%%

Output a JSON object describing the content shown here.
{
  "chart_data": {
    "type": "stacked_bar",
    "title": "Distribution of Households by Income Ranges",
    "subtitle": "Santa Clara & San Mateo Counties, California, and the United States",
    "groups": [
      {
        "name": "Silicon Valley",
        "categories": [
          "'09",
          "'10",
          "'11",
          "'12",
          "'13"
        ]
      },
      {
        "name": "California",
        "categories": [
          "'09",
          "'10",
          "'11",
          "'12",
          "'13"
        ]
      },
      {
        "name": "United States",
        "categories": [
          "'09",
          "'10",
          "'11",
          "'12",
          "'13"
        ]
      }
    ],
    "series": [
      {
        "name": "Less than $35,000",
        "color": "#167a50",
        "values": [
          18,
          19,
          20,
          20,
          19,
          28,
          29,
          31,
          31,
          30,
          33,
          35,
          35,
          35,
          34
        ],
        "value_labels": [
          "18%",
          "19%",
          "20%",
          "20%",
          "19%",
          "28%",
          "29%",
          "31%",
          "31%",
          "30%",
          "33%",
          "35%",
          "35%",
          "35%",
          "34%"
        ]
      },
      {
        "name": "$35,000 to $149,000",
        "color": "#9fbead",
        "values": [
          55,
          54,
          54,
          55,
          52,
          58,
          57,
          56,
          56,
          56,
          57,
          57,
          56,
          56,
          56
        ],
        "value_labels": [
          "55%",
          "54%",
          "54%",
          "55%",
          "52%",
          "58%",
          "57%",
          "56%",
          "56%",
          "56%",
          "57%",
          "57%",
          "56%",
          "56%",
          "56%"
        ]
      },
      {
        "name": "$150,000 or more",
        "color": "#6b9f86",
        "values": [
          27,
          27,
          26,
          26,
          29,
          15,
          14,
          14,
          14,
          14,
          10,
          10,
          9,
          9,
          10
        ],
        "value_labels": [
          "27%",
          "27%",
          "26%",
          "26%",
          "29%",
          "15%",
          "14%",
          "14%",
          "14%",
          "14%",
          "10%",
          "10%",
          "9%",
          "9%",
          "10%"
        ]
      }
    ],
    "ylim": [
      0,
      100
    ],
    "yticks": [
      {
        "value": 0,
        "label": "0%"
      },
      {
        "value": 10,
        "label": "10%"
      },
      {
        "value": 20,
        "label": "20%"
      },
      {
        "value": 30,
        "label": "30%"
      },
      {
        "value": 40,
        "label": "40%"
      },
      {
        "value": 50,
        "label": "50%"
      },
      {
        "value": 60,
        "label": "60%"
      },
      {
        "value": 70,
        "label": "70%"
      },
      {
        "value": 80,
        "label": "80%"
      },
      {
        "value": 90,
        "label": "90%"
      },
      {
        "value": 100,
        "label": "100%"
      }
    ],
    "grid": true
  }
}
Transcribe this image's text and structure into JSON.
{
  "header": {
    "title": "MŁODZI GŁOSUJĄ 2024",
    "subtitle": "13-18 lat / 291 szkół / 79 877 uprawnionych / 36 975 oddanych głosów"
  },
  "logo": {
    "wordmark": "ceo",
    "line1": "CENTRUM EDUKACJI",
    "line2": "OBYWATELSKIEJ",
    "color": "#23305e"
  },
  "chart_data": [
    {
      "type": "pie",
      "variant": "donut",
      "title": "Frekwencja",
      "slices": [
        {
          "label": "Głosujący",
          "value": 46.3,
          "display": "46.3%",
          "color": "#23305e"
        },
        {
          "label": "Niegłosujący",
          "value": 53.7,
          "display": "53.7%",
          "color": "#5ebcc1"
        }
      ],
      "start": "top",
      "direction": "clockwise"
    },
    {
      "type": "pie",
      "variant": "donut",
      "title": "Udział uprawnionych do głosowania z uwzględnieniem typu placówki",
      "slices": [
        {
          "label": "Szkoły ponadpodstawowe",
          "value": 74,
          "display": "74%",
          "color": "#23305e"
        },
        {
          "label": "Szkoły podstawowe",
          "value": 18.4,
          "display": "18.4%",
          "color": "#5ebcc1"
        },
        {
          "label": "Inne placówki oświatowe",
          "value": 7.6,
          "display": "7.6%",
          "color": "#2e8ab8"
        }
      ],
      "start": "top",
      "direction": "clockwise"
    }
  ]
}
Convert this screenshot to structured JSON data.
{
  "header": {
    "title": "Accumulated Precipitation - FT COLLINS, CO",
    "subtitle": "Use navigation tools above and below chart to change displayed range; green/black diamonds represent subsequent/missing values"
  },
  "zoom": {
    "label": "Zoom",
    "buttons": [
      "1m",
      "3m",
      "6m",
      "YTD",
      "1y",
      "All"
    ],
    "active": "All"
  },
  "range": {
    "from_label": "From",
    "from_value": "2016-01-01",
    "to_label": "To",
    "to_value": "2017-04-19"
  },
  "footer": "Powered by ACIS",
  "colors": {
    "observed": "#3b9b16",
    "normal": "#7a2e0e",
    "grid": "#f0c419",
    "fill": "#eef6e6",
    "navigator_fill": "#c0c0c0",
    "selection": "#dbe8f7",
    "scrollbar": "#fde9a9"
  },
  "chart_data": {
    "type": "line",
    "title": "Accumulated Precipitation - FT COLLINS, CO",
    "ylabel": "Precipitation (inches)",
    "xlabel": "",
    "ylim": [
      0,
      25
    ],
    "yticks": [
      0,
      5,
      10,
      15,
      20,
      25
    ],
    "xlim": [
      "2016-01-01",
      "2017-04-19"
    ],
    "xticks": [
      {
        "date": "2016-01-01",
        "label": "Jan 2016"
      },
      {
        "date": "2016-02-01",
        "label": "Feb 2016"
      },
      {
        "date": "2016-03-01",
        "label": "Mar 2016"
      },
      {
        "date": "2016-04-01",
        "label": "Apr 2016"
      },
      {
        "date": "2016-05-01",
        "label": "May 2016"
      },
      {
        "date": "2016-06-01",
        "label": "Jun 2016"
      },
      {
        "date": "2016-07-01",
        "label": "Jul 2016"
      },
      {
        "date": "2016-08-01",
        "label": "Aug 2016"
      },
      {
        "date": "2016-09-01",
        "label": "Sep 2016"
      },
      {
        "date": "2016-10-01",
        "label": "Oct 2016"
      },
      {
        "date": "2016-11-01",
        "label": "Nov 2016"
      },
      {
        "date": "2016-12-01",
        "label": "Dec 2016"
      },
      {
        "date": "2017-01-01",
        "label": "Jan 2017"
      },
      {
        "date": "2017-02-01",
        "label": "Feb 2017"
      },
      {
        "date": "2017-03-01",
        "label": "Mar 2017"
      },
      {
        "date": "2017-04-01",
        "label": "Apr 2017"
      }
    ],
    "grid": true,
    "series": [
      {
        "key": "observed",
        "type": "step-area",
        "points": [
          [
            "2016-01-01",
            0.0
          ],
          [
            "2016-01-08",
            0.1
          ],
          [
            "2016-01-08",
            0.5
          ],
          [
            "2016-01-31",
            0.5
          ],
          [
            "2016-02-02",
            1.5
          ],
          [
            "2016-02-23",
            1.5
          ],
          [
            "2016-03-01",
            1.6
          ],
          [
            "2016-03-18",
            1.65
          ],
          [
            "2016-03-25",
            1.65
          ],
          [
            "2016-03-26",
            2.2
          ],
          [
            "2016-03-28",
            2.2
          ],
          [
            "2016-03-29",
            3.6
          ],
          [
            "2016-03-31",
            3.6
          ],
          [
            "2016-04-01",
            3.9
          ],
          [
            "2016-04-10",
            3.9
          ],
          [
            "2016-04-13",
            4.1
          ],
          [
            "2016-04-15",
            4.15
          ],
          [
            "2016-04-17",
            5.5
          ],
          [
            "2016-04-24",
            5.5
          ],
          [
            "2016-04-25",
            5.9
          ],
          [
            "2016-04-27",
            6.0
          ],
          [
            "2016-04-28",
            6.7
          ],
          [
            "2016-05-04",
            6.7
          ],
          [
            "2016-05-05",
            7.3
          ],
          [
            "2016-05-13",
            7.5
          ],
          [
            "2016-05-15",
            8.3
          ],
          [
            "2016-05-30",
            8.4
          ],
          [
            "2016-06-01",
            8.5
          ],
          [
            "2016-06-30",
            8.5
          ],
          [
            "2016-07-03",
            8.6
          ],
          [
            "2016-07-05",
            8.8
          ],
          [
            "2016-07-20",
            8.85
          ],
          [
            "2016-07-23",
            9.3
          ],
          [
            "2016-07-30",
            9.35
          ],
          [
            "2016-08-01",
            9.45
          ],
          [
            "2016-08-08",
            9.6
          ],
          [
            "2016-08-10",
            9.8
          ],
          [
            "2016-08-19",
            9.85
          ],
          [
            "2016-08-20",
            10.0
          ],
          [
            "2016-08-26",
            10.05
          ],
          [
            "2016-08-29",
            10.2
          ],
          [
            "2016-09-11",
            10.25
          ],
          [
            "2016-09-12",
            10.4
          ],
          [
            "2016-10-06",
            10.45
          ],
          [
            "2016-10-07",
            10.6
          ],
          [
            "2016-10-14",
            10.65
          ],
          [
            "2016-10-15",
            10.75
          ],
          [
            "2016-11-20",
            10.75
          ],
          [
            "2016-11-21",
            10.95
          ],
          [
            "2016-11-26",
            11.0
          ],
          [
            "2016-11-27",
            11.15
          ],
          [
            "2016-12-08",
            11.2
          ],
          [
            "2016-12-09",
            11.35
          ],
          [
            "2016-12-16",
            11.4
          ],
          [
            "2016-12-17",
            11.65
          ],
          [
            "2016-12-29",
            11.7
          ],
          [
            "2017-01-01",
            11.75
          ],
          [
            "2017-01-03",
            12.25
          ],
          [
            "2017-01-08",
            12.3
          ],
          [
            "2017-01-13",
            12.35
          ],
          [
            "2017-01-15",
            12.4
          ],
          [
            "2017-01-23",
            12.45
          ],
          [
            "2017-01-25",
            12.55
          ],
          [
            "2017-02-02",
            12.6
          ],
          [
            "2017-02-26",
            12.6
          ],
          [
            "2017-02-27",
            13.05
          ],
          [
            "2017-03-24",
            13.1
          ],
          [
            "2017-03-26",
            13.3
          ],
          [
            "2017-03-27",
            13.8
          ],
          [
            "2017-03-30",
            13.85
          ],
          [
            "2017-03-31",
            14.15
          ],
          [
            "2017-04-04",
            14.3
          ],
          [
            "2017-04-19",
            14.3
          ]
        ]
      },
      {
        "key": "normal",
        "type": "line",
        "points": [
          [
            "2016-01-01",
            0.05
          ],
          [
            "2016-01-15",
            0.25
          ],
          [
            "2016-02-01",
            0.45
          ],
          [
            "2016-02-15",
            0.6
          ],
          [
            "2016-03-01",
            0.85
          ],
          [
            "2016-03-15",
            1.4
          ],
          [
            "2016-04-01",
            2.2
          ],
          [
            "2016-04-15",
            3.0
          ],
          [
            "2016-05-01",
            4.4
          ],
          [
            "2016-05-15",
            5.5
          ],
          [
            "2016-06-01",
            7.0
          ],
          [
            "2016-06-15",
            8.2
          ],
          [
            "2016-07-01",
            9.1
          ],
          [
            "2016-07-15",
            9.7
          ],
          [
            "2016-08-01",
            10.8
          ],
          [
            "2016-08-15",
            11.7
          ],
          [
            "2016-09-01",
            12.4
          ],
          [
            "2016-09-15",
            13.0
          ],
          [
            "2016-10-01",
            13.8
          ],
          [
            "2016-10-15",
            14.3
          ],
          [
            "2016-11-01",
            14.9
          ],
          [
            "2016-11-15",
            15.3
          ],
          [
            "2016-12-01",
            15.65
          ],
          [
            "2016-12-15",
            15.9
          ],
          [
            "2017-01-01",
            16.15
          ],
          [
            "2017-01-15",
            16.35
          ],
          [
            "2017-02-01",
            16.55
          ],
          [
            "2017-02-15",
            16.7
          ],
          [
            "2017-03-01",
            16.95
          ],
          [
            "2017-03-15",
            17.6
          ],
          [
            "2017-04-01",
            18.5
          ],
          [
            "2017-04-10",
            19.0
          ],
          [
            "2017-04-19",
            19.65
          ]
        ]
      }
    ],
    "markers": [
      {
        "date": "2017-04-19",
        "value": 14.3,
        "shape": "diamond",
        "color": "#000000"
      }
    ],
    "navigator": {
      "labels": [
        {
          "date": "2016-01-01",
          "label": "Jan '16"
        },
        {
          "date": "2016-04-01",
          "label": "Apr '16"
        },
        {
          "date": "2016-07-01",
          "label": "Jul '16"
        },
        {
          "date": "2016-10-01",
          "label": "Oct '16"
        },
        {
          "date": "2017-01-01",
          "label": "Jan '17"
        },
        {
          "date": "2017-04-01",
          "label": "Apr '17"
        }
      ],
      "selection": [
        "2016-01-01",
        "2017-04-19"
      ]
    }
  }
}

%%

**REQUIRED TASK:**
Read through the data and copy every line where "Szkoły" shows up.

**EXERCISE RESULT:**
          "label": "Szkoły ponadpodstawowe",
          "label": "Szkoły podstawowe",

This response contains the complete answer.